Emily also dealt with the unhappiness that gnawed at her by escaping from New York. Until the outbreak of war in 1914 she returned to Europe frequently, and from the age of eight Diana went with her. Diana's memories of a childhood in Paris were not, therefore, purely imaginary: they did draw on real experience. Between 1911 and 1913 she traveled with her family to England, Scotland, and France. Her grandmother Mary Weir went to Paris too, establishing her own household with servants and a secretary. These expeditions lasted for several months each summer, and there is no reason to doubt the impact of Paris on a sensitive child whose parents loved the city and impressed upon her the fact that she had been born there. Given her age at the time, some later confusion is understandable. Nonetheless, it is also the case that once an idea gripped Diana's imagination, it became true even if it was not. “So many of the things in life that interest me the most I totally forget,” she once remarked. “They're so intense they . . . burn off. Then, when I do remember them, they become stronger than memory—stronger, even, than reality.”

One example is her story that in 1909 Diaghilev brought the ballerina and Belle Epoque figure Ida Rubinstein to her parents' house on the avenue du Bois de Boulogne, whereupon six-year-old Diana hid behind a screen and took in every detail of what Rubinstein was wearing. “She was all in black—a straight black coat to the ground. . . . Under the coat she wore high black suede Russian boots. And her
hair
was like Medusa's—these great big black curls, draped in black tulle, which kept them in place and
just
veiled her eyes. Then her
eyes
, through the veil. . . . If you've never seen kohl before, brother, was that a time to
see
it!” And then there was Rubinstein's shape: “She was long, lithesome, sensuous, sinuous . . . it was all line, line,
line.
” Leaving aside the detail that Diana's parents were not living in the avenue du Bois de Boulogne in 1909, parts of this story are credible for the prosaic reason that Diaghilev was searching Paris for money that year to launch the first season of his Ballets Russes; and he often touted Ida Rubinstein around rich people in the hope that they would back his productions of
Cléopatre
and
Schéhérazade
in which Rubinstein would star.

+===+

* GIVEN REQUEST A
Summarize the excerpt about Diana's childhood in two sentences.
* GIVEN REQUEST B
In the excerpt about Diana's childhood, what did her grandmother Mary Weir set up in Paris?
The listing that comes next has no connection to the excerpt about Diana's childhood.

* DATASET ENTRIES
+===+

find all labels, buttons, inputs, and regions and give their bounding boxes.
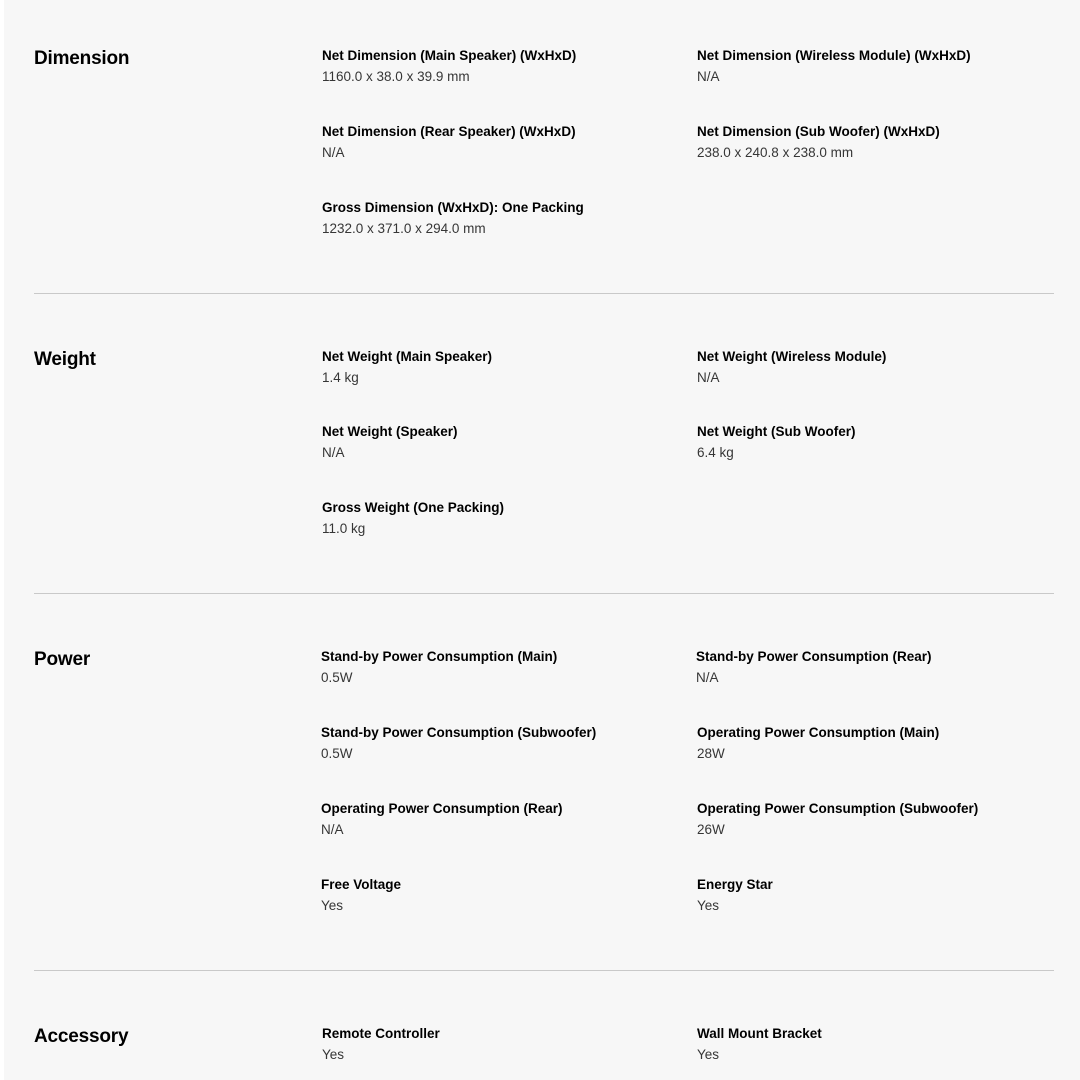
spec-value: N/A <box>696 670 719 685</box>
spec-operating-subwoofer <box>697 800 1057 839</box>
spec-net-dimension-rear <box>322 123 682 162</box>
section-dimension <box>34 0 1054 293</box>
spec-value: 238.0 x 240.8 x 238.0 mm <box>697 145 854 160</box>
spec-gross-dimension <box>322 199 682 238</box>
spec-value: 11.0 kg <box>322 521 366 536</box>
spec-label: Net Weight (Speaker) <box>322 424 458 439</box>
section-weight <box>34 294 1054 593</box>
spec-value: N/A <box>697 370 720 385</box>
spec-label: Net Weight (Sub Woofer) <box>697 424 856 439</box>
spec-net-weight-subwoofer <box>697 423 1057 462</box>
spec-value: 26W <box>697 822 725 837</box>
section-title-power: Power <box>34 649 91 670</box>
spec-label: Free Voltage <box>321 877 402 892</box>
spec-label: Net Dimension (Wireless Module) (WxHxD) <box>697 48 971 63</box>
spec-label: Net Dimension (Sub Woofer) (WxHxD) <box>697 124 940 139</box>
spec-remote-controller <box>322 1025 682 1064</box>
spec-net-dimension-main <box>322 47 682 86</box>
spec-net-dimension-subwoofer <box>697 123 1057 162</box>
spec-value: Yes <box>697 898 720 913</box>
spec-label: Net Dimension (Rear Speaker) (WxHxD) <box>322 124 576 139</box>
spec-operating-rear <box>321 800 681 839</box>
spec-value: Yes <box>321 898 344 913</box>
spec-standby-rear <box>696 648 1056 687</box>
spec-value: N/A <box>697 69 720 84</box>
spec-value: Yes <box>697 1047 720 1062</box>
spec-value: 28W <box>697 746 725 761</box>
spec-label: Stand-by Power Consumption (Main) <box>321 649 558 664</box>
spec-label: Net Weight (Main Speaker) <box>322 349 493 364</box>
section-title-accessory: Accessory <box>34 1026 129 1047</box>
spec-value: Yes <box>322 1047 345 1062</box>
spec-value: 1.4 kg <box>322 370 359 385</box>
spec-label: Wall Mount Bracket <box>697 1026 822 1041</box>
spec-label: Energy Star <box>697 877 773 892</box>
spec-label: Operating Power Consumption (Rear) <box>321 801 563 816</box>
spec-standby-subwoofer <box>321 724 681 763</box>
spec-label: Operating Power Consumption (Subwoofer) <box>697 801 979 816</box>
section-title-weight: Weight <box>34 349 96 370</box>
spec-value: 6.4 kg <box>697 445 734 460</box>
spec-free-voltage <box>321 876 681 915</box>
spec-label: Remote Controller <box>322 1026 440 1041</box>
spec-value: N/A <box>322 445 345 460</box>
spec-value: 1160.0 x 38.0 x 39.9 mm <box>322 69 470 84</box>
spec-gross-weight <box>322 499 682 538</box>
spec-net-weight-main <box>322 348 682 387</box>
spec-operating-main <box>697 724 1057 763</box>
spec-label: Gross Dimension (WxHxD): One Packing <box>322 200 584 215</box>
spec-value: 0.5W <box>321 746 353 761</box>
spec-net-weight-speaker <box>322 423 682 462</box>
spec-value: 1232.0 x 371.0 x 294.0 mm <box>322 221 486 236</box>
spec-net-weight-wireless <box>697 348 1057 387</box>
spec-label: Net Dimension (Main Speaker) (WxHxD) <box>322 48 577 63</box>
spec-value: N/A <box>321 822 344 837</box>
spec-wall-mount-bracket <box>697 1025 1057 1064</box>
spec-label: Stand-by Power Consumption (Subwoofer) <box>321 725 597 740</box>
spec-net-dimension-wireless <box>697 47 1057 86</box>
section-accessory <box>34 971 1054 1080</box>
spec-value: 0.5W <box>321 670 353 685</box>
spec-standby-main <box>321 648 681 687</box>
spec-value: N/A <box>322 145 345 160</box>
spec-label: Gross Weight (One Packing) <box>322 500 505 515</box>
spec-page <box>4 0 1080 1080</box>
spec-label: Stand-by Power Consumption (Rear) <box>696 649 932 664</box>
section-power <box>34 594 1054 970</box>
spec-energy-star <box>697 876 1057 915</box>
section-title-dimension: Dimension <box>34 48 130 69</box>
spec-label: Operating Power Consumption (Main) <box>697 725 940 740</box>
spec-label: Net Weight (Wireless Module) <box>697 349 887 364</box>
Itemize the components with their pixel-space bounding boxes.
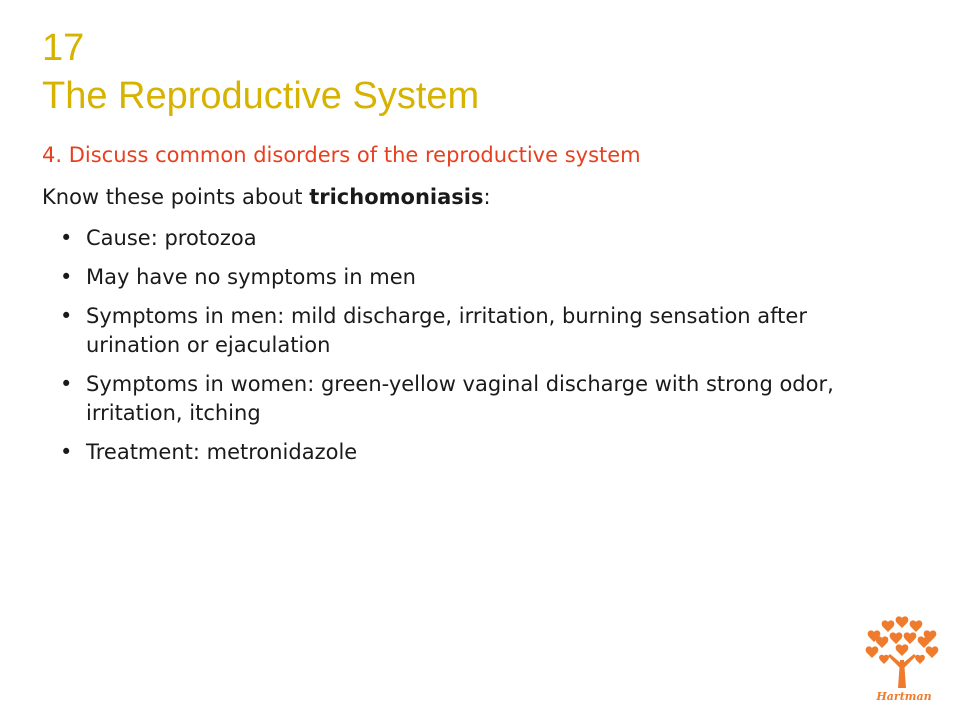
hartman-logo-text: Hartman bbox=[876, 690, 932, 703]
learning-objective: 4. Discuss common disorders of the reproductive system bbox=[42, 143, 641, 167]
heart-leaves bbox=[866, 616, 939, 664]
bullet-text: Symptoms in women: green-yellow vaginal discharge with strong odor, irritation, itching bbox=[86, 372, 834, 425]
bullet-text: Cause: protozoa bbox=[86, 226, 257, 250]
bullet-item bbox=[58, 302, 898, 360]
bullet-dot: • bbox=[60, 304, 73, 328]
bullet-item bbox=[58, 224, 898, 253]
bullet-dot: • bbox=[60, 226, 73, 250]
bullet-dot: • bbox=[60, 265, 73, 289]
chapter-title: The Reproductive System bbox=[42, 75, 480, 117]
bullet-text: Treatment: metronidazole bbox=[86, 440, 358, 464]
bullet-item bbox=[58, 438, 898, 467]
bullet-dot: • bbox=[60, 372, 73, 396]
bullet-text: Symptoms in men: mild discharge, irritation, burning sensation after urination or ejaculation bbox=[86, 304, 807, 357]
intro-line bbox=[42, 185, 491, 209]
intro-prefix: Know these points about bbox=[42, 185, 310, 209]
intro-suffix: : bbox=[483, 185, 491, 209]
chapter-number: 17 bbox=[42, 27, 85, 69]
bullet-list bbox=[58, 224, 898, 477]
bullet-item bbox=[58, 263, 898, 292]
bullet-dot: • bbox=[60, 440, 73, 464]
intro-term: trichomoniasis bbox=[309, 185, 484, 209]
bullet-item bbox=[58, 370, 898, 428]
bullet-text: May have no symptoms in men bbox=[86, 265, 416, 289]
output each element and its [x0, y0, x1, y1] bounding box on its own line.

+===+

* EXPECTED ANSWER A
From the age of eight, Diana went with her mother, Emily, on the long summer trips to Europe that Emily took until 1914, so Diana's memories of a childhood in Paris drew on real experience. Yet once an idea gripped her imagination it became true even if it was not, as with her story of watching Ida Rubinstein visit her parents' house in 1909, which is only partly credible because Diaghilev was then seeking rich backers in Paris.

* EXPECTED ANSWER B
She set up her own household with servants and a secretary.